- _SUPPLIED INFORMATION_:
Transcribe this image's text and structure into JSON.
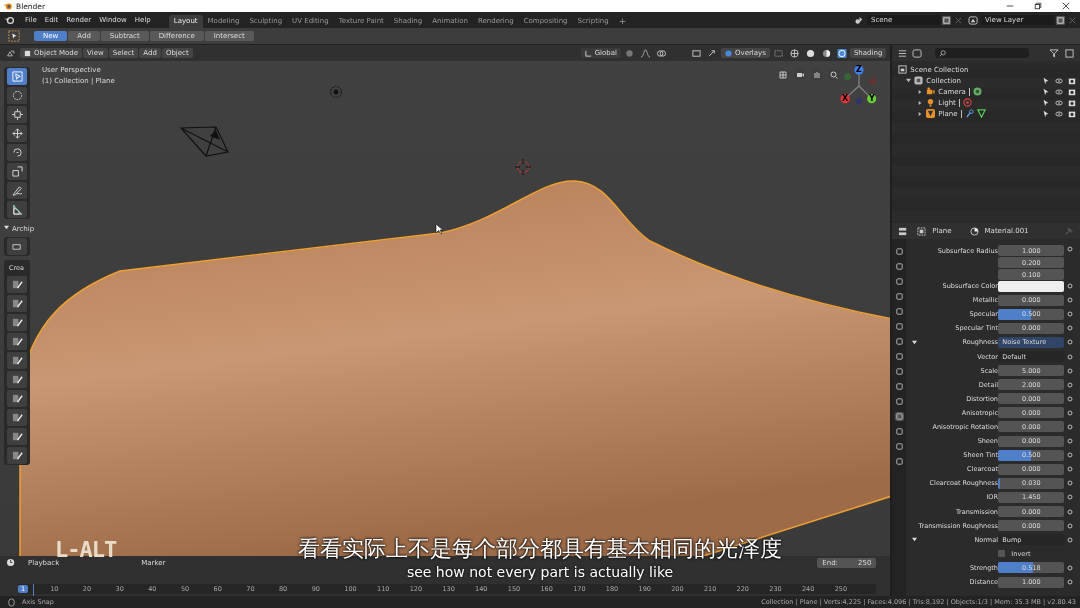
{
  "window": {
    "title": "Blender"
  },
  "menus": [
    "File",
    "Edit",
    "Render",
    "Window",
    "Help"
  ],
  "workspaces": [
    {
      "label": "Layout",
      "selected": true
    },
    {
      "label": "Modeling",
      "selected": false
    },
    {
      "label": "Sculpting",
      "selected": false
    },
    {
      "label": "UV Editing",
      "selected": false
    },
    {
      "label": "Texture Paint",
      "selected": false
    },
    {
      "label": "Shading",
      "selected": false
    },
    {
      "label": "Animation",
      "selected": false
    },
    {
      "label": "Rendering",
      "selected": false
    },
    {
      "label": "Compositing",
      "selected": false
    },
    {
      "label": "Scripting",
      "selected": false
    }
  ],
  "add_workspace": "+",
  "scene": "Scene",
  "view_layer": "View Layer",
  "tool_modes": [
    {
      "label": "New",
      "selected": true
    },
    {
      "label": "Add",
      "selected": false
    },
    {
      "label": "Subtract",
      "selected": false
    },
    {
      "label": "Difference",
      "selected": false
    },
    {
      "label": "Intersect",
      "selected": false
    }
  ],
  "viewport": {
    "mode": "Object Mode",
    "menus": [
      "View",
      "Select",
      "Add",
      "Object"
    ],
    "orientation": "Global",
    "overlays": "Overlays",
    "shading": "Shading",
    "info": [
      "User Perspective",
      "(1) Collection | Plane"
    ],
    "tools": [
      {
        "kind": "select",
        "selected": true
      },
      {
        "kind": "cursor",
        "selected": false
      },
      {
        "kind": "transform",
        "selected": false
      },
      {
        "kind": "move",
        "selected": false
      },
      {
        "kind": "rotate",
        "selected": false
      },
      {
        "kind": "scale",
        "selected": false
      },
      {
        "kind": "annotate",
        "selected": false
      },
      {
        "kind": "measure",
        "selected": false
      }
    ],
    "addon_panel": {
      "title": "Archip",
      "expanded": true,
      "section": "Crea"
    },
    "gizmo_axes": [
      "Z",
      "X",
      "Y"
    ]
  },
  "outliner": {
    "root": "Scene Collection",
    "items": [
      {
        "name": "Collection",
        "kind": "collection",
        "expanded": true,
        "children": [
          {
            "name": "Camera",
            "kind": "camera",
            "expanded": false
          },
          {
            "name": "Light",
            "kind": "light",
            "expanded": false
          },
          {
            "name": "Plane",
            "kind": "mesh",
            "expanded": false
          }
        ]
      }
    ]
  },
  "properties": {
    "object": "Plane",
    "material": "Material.001",
    "rows": [
      {
        "kind": "vector",
        "label": "Subsurface Radius",
        "values": [
          "1.000",
          "0.200",
          "0.100"
        ]
      },
      {
        "kind": "color",
        "label": "Subsurface Color",
        "color": "#eeeeee"
      },
      {
        "kind": "value",
        "label": "Metallic",
        "value": "0.000"
      },
      {
        "kind": "slider",
        "label": "Specular",
        "value": "0.500",
        "level": 0.5
      },
      {
        "kind": "value",
        "label": "Specular Tint",
        "value": "0.000"
      },
      {
        "kind": "link",
        "label": "Roughness",
        "value": "Noise Texture",
        "expanded": true,
        "highlighted": true
      },
      {
        "kind": "dropdown",
        "label": "Vector",
        "value": "Default"
      },
      {
        "kind": "value",
        "label": "Scale",
        "value": "5.000"
      },
      {
        "kind": "value",
        "label": "Detail",
        "value": "2.000"
      },
      {
        "kind": "value",
        "label": "Distortion",
        "value": "0.000"
      },
      {
        "kind": "value",
        "label": "Anisotropic",
        "value": "0.000"
      },
      {
        "kind": "value",
        "label": "Anisotropic Rotation",
        "value": "0.000"
      },
      {
        "kind": "value",
        "label": "Sheen",
        "value": "0.000"
      },
      {
        "kind": "slider",
        "label": "Sheen Tint",
        "value": "0.500",
        "level": 0.5
      },
      {
        "kind": "value",
        "label": "Clearcoat",
        "value": "0.000"
      },
      {
        "kind": "slider",
        "label": "Clearcoat Roughness",
        "value": "0.030",
        "level": 0.03
      },
      {
        "kind": "value",
        "label": "IOR",
        "value": "1.450"
      },
      {
        "kind": "value",
        "label": "Transmission",
        "value": "0.000"
      },
      {
        "kind": "value",
        "label": "Transmission Roughness",
        "value": "0.000"
      },
      {
        "kind": "link",
        "label": "Normal",
        "value": "Bump",
        "expanded": true,
        "highlighted": false
      },
      {
        "kind": "checkbox",
        "label": "Invert",
        "checked": false
      },
      {
        "kind": "slider",
        "label": "Strength",
        "value": "0.518",
        "level": 0.518
      },
      {
        "kind": "value",
        "label": "Distance",
        "value": "1.000"
      }
    ]
  },
  "timeline": {
    "menus": [
      "Playback",
      "Marker"
    ],
    "end_label": "End:",
    "end": "250",
    "current_frame": "1",
    "frames": [
      "10",
      "20",
      "30",
      "40",
      "50",
      "60",
      "70",
      "80",
      "90",
      "100",
      "110",
      "120",
      "130",
      "140",
      "150",
      "160",
      "170",
      "180",
      "190",
      "200",
      "210",
      "220",
      "230",
      "240",
      "250"
    ]
  },
  "key_overlay": "L-ALT",
  "subtitles": {
    "zh": "看看实际上不是每个部分都具有基本相同的光泽度",
    "en": "see how not every part is actually like"
  },
  "status_bar": {
    "hint": "Axis Snap",
    "stats": "Collection | Plane | Verts:4,225 | Faces:4,096 | Tris:8,192 | Objects:1/3 | Mem: 35.3 MB | v2.80.43"
  }
}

- _STATED EXERCISE_: Looking at the records above, report how many lines contain the word "Texture". Answer with the number only.

- _TASK ANSWER_: 2